Goal
All the records that follow need to be reproduced exactly. Omit the images.

Data entries
((

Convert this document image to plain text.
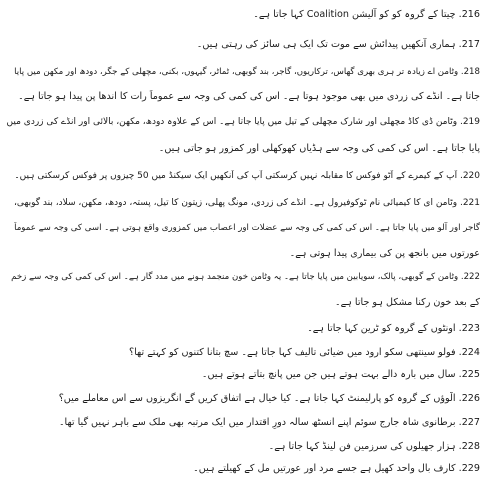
216. چیتا کے گروہ کو کو آلیشن Coalition کہا جاتا ہے۔
217. ہماری آنکھیں پیدائش سے موت تک ایک ہی سائز کی رہتی ہیں۔
218. وٹامن اے زیادہ تر ہری بھری گھاس، ترکاریوں، گاجر، بند گوبھی، ٹماٹر، گیہوں، بکنی، مچھلی کے جگر، دودھ اور مکھن میں پایا
جاتا ہے۔ انڈے کی زردی میں بھی موجود ہوتا ہے۔ اس کی کمی کی وجہ سے عموماً رات کا اندھا پن پیدا ہو جاتا ہے۔
219. وٹامن ڈی کاڈ مچھلی اور شارک مچھلی کے تیل میں پایا جاتا ہے۔ اس کے علاوہ دودھ، مکھن، بالائی اور انڈے کی زردی میں
پایا جاتا ہے۔ اس کی کمی کی وجہ سے ہڈیاں کھوکھلی اور کمزور ہو جاتی ہیں۔
220. آپ کے کیمرے کے آٹو فوکس کا مقابلہ نہیں کرسکتی آپ کی آنکھیں ایک سیکنڈ میں 50 چیزوں پر فوکس کرسکتی ہیں۔
221. وٹامن ای کا کیمیائی نام ٹوکوفیرول ہے۔ انڈے کی زردی، مونگ پھلی، زیتون کا تیل، پستہ، دودھ، مکھن، سلاد، بند گوبھی،
گاجر اور آلو میں پایا جاتا ہے۔ اس کی کمی کی وجہ سے عضلات اور اعصاب میں کمزوری واقع ہوتی ہے۔ اسی کی وجہ سے عموماً
عورتوں میں بانجھ پن کی بیماری پیدا ہوتی ہے۔
222. وٹامن کے گوبھی، پالک، سویابین میں پایا جاتا ہے۔ یہ وٹامن خون منجمد ہونے میں مدد گار ہے۔ اس کی کمی کی وجہ سے زخم
کے بعد خون رکنا مشکل ہو جاتا ہے۔
223. اونٹوں کے گروہ کو ٹرین کہا جاتا ہے۔
224. فولو سینتھی سکو ارود میں ضیائی تالیف کہا جاتا ہے۔ سچ بتانا کتنوں کو کہتے تھا؟
225. سال میں بارہ دالے بہت ہوتے ہیں جن میں پانچ بتاتے ہوتے ہیں۔
226. الّوؤں کے گروہ کو پارلیمنٹ کہا جاتا ہے۔ کیا خیال ہے اتفاق کریں گے انگریزوں سے اس معاملے میں؟
227. برطانوی شاہ جارج سوئم اپنے انسٹھ سالہ دورِ اقتدار میں ایک مرتبہ بھی ملک سے باہر نہیں گیا تھا۔
228. ہزار جھیلوں کی سرزمین فن لینڈ کہا جاتا ہے۔
229. کارف بال واحد کھیل ہے جسے مرد اور عورتیں مل کے کھیلتے ہیں۔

))

Answer in full
Convert this document image to plain text.
216. چیتا کے گروہ کو کو آلیشن Coalition کہا جاتا ہے۔
217. ہماری آنکھیں پیدائش سے موت تک ایک ہی سائز کی رہتی ہیں۔
218. وٹامن اے زیادہ تر ہری بھری گھاس، ترکاریوں، گاجر، بند گوبھی، ٹماٹر، گیہوں، بکنی، مچھلی کے جگر، دودھ اور مکھن میں پایا
جاتا ہے۔ انڈے کی زردی میں بھی موجود ہوتا ہے۔ اس کی کمی کی وجہ سے عموماً رات کا اندھا پن پیدا ہو جاتا ہے۔
219. وٹامن ڈی کاڈ مچھلی اور شارک مچھلی کے تیل میں پایا جاتا ہے۔ اس کے علاوہ دودھ، مکھن، بالائی اور انڈے کی زردی میں
پایا جاتا ہے۔ اس کی کمی کی وجہ سے ہڈیاں کھوکھلی اور کمزور ہو جاتی ہیں۔
220. آپ کے کیمرے کے آٹو فوکس کا مقابلہ نہیں کرسکتی آپ کی آنکھیں ایک سیکنڈ میں 50 چیزوں پر فوکس کرسکتی ہیں۔
221. وٹامن ای کا کیمیائی نام ٹوکوفیرول ہے۔ انڈے کی زردی، مونگ پھلی، زیتون کا تیل، پستہ، دودھ، مکھن، سلاد، بند گوبھی،
گاجر اور آلو میں پایا جاتا ہے۔ اس کی کمی کی وجہ سے عضلات اور اعصاب میں کمزوری واقع ہوتی ہے۔ اسی کی وجہ سے عموماً
عورتوں میں بانجھ پن کی بیماری پیدا ہوتی ہے۔
222. وٹامن کے گوبھی، پالک، سویابین میں پایا جاتا ہے۔ یہ وٹامن خون منجمد ہونے میں مدد گار ہے۔ اس کی کمی کی وجہ سے زخم
کے بعد خون رکنا مشکل ہو جاتا ہے۔
223. اونٹوں کے گروہ کو ٹرین کہا جاتا ہے۔
224. فولو سینتھی سکو ارود میں ضیائی تالیف کہا جاتا ہے۔ سچ بتانا کتنوں کو کہتے تھا؟
225. سال میں بارہ دالے بہت ہوتے ہیں جن میں پانچ بتاتے ہوتے ہیں۔
226. الّوؤں کے گروہ کو پارلیمنٹ کہا جاتا ہے۔ کیا خیال ہے اتفاق کریں گے انگریزوں سے اس معاملے میں؟
227. برطانوی شاہ جارج سوئم اپنے انسٹھ سالہ دورِ اقتدار میں ایک مرتبہ بھی ملک سے باہر نہیں گیا تھا۔
228. ہزار جھیلوں کی سرزمین فن لینڈ کہا جاتا ہے۔
229. کارف بال واحد کھیل ہے جسے مرد اور عورتیں مل کے کھیلتے ہیں۔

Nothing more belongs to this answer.